Colpa della globalizzazione? Viene quasi da rimpiangere i tempi in cui esportare era facile…
“Il terzo mondo con le maglie larghe dove passava di tutto non esiste più. Dappertutto ormai ci sono buoni livelli di protezione per il cliente, il consumatore o il paziente, e naturalmente è giusto così. Anzi, a volte sono loro a nutrire dei dubbi sulla validità delle autorizzazioni italiane… oltre ad avere un livello di burocrazia che non ha niente da invidiare al nostro. La verità è che noi italiani allˈestero siamo sfavoriti da unˈimmagine appannata e dallˈassenza di un sistema Paese, mentre in termini di tecnologia e di cultura dˈimpresa siamo ben considerati”.

Riuscite ad avvantaggiarvi della forza del Made in Italy?
“Non tanto. È evidente che nel settore medicale non possiamo contare sul sostegno e sul glamour delle automobili, del design, della moda o dellˈalimentare… insomma, sullˈetichetta Italia. Infatti anche se al biomedicale è riconosciuta unˈelevata qualità, ci dicono: voi siete bravi con il design, la ricerca lasciatela agli altri. Il dramma è che non hanno neanche torto: noi vorremmo lavorare con le università italiane ma non sempre si ottengono i risultati attesi nei tempi necessari, mentre sono gli atenei e i centri stranieri a chiamarci per fare ricerca insieme. Da noi ci vorrebbe un Leonardo del Duemila, capace di far convivere cultura scientifica e patrimonio umanistico e aiutare i giovani a superare le difficoltà di approccio al lavoro, restituendo loro lˈentusiasmo e la visione”.

Se lˈestero è così impegnativo non vi viene la tentazione di rafforzare il mercato interno?

* RIGHE FORNITE:
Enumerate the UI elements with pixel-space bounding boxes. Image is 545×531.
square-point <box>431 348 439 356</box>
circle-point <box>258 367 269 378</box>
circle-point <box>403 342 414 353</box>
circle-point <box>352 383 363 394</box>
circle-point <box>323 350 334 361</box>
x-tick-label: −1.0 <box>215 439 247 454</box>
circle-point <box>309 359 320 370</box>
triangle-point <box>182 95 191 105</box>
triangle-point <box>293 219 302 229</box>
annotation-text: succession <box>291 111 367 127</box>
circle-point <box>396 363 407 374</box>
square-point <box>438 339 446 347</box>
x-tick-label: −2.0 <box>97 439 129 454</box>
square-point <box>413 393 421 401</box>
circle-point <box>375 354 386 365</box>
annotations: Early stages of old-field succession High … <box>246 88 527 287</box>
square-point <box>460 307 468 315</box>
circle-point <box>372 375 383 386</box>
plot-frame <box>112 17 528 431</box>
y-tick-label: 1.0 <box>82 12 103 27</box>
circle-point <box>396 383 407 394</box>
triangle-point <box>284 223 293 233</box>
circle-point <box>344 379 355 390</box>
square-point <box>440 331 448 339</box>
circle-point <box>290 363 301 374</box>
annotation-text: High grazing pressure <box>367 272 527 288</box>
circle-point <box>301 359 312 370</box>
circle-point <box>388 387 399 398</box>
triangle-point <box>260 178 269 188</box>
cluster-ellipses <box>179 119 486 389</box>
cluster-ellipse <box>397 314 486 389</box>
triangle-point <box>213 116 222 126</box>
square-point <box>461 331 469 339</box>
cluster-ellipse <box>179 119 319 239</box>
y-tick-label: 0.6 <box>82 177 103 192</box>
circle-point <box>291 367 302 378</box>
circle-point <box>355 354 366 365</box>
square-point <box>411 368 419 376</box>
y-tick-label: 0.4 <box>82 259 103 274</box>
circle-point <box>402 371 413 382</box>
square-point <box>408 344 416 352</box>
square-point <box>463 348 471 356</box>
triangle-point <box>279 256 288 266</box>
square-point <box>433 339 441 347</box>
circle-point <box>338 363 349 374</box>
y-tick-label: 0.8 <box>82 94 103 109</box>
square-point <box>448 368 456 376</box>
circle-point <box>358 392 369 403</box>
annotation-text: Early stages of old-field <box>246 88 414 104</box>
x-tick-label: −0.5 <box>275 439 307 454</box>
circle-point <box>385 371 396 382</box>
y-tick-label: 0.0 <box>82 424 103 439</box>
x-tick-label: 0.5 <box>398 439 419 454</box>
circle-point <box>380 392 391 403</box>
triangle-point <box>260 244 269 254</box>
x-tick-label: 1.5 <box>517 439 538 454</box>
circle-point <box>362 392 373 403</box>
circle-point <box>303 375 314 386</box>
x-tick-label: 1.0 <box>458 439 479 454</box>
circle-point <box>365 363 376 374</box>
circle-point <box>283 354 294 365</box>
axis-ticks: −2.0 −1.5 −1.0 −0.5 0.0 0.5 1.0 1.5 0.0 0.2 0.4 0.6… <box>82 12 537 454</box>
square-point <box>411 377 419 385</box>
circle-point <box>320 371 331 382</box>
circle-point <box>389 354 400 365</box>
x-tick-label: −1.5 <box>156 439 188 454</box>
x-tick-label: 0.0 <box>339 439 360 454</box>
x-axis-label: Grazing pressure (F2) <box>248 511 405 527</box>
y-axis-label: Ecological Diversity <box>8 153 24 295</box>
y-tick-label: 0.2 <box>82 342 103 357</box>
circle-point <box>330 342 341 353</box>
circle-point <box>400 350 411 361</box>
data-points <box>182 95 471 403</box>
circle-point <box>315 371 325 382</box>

* CONSEGNA:
Aggiorna il brano sulle esportazioni: riscrivi tutto il tratto che va da "Colpa della globalizzazione?" giù fino a "Made in Italy?", mettendo "tutela" al posto di "protezione". Le righe non hanno alcun legame con il brano.

* LA TUA RISPOSTA:
Colpa della globalizzazione? Viene quasi da rimpiangere i tempi in cui esportare era facile…
“Il terzo mondo con le maglie larghe dove passava di tutto non esiste più. Dappertutto ormai ci sono buoni livelli di tutela per il cliente, il consumatore o il paziente, e naturalmente è giusto così. Anzi, a volte sono loro a nutrire dei dubbi sulla validità delle autorizzazioni italiane… oltre ad avere un livello di burocrazia che non ha niente da invidiare al nostro. La verità è che noi italiani allˈestero siamo sfavoriti da unˈimmagine appannata e dallˈassenza di un sistema Paese, mentre in termini di tecnologia e di cultura dˈimpresa siamo ben considerati”.

Riuscite ad avvantaggiarvi della forza del Made in Italy?